What is asked:
Please copy out each line of the material below without changing anything.

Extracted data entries
####

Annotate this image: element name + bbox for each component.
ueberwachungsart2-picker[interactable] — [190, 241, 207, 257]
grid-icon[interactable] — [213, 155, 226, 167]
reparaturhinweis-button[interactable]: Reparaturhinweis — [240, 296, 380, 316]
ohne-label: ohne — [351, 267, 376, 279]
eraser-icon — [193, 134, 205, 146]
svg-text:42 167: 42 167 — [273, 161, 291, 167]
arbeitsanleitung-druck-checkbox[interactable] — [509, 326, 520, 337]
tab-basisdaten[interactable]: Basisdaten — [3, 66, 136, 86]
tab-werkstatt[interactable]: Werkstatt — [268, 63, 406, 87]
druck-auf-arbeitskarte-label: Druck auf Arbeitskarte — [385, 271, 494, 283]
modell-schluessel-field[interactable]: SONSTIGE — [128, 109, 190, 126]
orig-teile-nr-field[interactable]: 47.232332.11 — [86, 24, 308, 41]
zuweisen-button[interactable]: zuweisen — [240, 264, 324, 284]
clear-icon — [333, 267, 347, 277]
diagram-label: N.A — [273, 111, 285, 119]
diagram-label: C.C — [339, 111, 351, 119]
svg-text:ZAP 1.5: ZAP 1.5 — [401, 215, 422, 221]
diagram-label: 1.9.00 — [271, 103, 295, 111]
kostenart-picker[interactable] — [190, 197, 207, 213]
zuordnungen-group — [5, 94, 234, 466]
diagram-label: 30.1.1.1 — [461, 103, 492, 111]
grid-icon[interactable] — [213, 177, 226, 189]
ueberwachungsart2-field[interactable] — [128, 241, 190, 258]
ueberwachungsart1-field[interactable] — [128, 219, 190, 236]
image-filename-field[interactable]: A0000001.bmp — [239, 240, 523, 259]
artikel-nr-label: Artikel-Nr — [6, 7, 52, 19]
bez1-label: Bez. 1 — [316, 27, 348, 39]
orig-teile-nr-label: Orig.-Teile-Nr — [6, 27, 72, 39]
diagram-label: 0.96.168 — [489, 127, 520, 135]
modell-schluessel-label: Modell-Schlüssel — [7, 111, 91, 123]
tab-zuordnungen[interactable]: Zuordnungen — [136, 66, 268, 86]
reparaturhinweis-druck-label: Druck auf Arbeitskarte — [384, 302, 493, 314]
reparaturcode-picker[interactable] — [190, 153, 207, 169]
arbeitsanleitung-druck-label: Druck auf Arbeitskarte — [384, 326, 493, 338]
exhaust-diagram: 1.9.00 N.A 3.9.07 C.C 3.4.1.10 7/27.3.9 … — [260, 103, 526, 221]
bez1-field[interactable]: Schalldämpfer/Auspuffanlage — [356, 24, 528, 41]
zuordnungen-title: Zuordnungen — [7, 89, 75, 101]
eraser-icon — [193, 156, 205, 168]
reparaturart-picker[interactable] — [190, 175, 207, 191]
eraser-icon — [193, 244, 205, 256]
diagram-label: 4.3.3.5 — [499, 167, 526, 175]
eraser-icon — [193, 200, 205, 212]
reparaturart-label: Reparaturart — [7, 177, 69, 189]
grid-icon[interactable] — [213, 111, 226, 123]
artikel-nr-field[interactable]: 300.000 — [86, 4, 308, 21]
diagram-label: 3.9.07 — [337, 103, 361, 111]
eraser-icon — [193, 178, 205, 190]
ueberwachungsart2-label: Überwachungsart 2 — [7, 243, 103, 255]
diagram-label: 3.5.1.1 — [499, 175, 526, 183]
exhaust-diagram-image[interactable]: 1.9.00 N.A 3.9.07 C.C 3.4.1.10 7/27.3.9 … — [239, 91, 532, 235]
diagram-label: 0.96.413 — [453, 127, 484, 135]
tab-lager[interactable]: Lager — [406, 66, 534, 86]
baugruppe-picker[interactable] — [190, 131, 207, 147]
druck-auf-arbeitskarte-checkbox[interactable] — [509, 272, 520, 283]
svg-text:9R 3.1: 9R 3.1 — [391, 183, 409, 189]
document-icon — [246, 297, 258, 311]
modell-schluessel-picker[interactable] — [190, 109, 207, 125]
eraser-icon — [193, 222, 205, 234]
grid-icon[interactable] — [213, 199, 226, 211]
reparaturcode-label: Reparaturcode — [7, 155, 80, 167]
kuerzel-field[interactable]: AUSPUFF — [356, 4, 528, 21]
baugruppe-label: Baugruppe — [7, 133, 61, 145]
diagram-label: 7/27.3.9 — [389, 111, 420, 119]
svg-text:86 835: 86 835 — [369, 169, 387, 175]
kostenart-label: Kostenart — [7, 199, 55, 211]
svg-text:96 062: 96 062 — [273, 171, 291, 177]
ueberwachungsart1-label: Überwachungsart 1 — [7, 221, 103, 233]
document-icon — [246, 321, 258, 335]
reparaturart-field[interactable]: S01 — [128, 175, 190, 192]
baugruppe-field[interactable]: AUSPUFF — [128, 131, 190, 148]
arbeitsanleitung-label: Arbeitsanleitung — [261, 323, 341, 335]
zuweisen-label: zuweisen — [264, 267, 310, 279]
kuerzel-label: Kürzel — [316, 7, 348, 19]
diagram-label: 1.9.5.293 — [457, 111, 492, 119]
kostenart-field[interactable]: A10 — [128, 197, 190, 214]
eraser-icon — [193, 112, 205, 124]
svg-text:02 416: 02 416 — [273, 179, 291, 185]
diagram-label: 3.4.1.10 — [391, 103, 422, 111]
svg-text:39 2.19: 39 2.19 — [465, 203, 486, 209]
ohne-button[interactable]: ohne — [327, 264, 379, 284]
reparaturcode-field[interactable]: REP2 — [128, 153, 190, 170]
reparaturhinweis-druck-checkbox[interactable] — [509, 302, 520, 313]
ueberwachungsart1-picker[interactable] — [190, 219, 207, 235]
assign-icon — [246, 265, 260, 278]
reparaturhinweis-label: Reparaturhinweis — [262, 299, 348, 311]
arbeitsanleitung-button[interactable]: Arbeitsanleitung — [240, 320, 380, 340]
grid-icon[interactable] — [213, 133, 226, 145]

####

Full response:
Annotate this image: element name + bbox for each component.
ueberwachungsart2-picker[interactable] — [190, 241, 207, 257]
grid-icon[interactable] — [213, 155, 226, 167]
reparaturhinweis-button[interactable]: Reparaturhinweis — [240, 296, 380, 316]
ohne-label: ohne — [351, 267, 376, 279]
eraser-icon — [193, 134, 205, 146]
svg-text:42 167: 42 167 — [273, 161, 291, 167]
arbeitsanleitung-druck-checkbox[interactable] — [509, 326, 520, 337]
tab-basisdaten[interactable]: Basisdaten — [3, 66, 136, 86]
tab-werkstatt[interactable]: Werkstatt — [268, 63, 406, 87]
druck-auf-arbeitskarte-label: Druck auf Arbeitskarte — [385, 271, 494, 283]
modell-schluessel-field[interactable]: SONSTIGE — [128, 109, 190, 126]
orig-teile-nr-field[interactable]: 47.232332.11 — [86, 24, 308, 41]
zuweisen-button[interactable]: zuweisen — [240, 264, 324, 284]
clear-icon — [333, 267, 347, 277]
diagram-label: N.A — [273, 111, 285, 119]
diagram-label: C.C — [339, 111, 351, 119]
svg-text:ZAP 1.5: ZAP 1.5 — [401, 215, 422, 221]
diagram-label: 1.9.00 — [271, 103, 295, 111]
kostenart-picker[interactable] — [190, 197, 207, 213]
zuordnungen-group — [5, 94, 234, 466]
diagram-label: 30.1.1.1 — [461, 103, 492, 111]
grid-icon[interactable] — [213, 177, 226, 189]
ueberwachungsart2-field[interactable] — [128, 241, 190, 258]
ueberwachungsart1-field[interactable] — [128, 219, 190, 236]
image-filename-field[interactable]: A0000001.bmp — [239, 240, 523, 259]
artikel-nr-label: Artikel-Nr — [6, 7, 52, 19]
bez1-label: Bez. 1 — [316, 27, 348, 39]
orig-teile-nr-label: Orig.-Teile-Nr — [6, 27, 72, 39]
diagram-label: 0.96.168 — [489, 127, 520, 135]
modell-schluessel-label: Modell-Schlüssel — [7, 111, 91, 123]
tab-zuordnungen[interactable]: Zuordnungen — [136, 66, 268, 86]
reparaturhinweis-druck-label: Druck auf Arbeitskarte — [384, 302, 493, 314]
reparaturcode-picker[interactable] — [190, 153, 207, 169]
arbeitsanleitung-druck-label: Druck auf Arbeitskarte — [384, 326, 493, 338]
exhaust-diagram: 1.9.00 N.A 3.9.07 C.C 3.4.1.10 7/27.3.9 … — [260, 103, 526, 221]
bez1-field[interactable]: Schalldämpfer/Auspuffanlage — [356, 24, 528, 41]
zuordnungen-title: Zuordnungen — [7, 89, 75, 101]
eraser-icon — [193, 156, 205, 168]
reparaturart-picker[interactable] — [190, 175, 207, 191]
eraser-icon — [193, 244, 205, 256]
diagram-label: 4.3.3.5 — [499, 167, 526, 175]
eraser-icon — [193, 200, 205, 212]
reparaturart-label: Reparaturart — [7, 177, 69, 189]
grid-icon[interactable] — [213, 111, 226, 123]
artikel-nr-field[interactable]: 300.000 — [86, 4, 308, 21]
diagram-label: 3.9.07 — [337, 103, 361, 111]
eraser-icon — [193, 178, 205, 190]
ueberwachungsart2-label: Überwachungsart 2 — [7, 243, 103, 255]
diagram-label: 3.5.1.1 — [499, 175, 526, 183]
exhaust-diagram-image[interactable]: 1.9.00 N.A 3.9.07 C.C 3.4.1.10 7/27.3.9 … — [239, 91, 532, 235]
diagram-label: 0.96.413 — [453, 127, 484, 135]
tab-lager[interactable]: Lager — [406, 66, 534, 86]
baugruppe-picker[interactable] — [190, 131, 207, 147]
druck-auf-arbeitskarte-checkbox[interactable] — [509, 272, 520, 283]
svg-text:9R 3.1: 9R 3.1 — [391, 183, 409, 189]
document-icon — [246, 297, 258, 311]
modell-schluessel-picker[interactable] — [190, 109, 207, 125]
eraser-icon — [193, 222, 205, 234]
grid-icon[interactable] — [213, 199, 226, 211]
reparaturcode-label: Reparaturcode — [7, 155, 80, 167]
kuerzel-field[interactable]: AUSPUFF — [356, 4, 528, 21]
baugruppe-label: Baugruppe — [7, 133, 61, 145]
diagram-label: 7/27.3.9 — [389, 111, 420, 119]
svg-text:86 835: 86 835 — [369, 169, 387, 175]
kostenart-label: Kostenart — [7, 199, 55, 211]
svg-text:96 062: 96 062 — [273, 171, 291, 177]
ueberwachungsart1-label: Überwachungsart 1 — [7, 221, 103, 233]
document-icon — [246, 321, 258, 335]
reparaturart-field[interactable]: S01 — [128, 175, 190, 192]
baugruppe-field[interactable]: AUSPUFF — [128, 131, 190, 148]
arbeitsanleitung-label: Arbeitsanleitung — [261, 323, 341, 335]
zuweisen-label: zuweisen — [264, 267, 310, 279]
kuerzel-label: Kürzel — [316, 7, 348, 19]
diagram-label: 1.9.5.293 — [457, 111, 492, 119]
kostenart-field[interactable]: A10 — [128, 197, 190, 214]
eraser-icon — [193, 112, 205, 124]
svg-text:02 416: 02 416 — [273, 179, 291, 185]
diagram-label: 3.4.1.10 — [391, 103, 422, 111]
svg-text:39 2.19: 39 2.19 — [465, 203, 486, 209]
ohne-button[interactable]: ohne — [327, 264, 379, 284]
reparaturcode-field[interactable]: REP2 — [128, 153, 190, 170]
reparaturhinweis-druck-checkbox[interactable] — [509, 302, 520, 313]
ueberwachungsart1-picker[interactable] — [190, 219, 207, 235]
assign-icon — [246, 265, 260, 278]
reparaturhinweis-label: Reparaturhinweis — [262, 299, 348, 311]
arbeitsanleitung-button[interactable]: Arbeitsanleitung — [240, 320, 380, 340]
grid-icon[interactable] — [213, 133, 226, 145]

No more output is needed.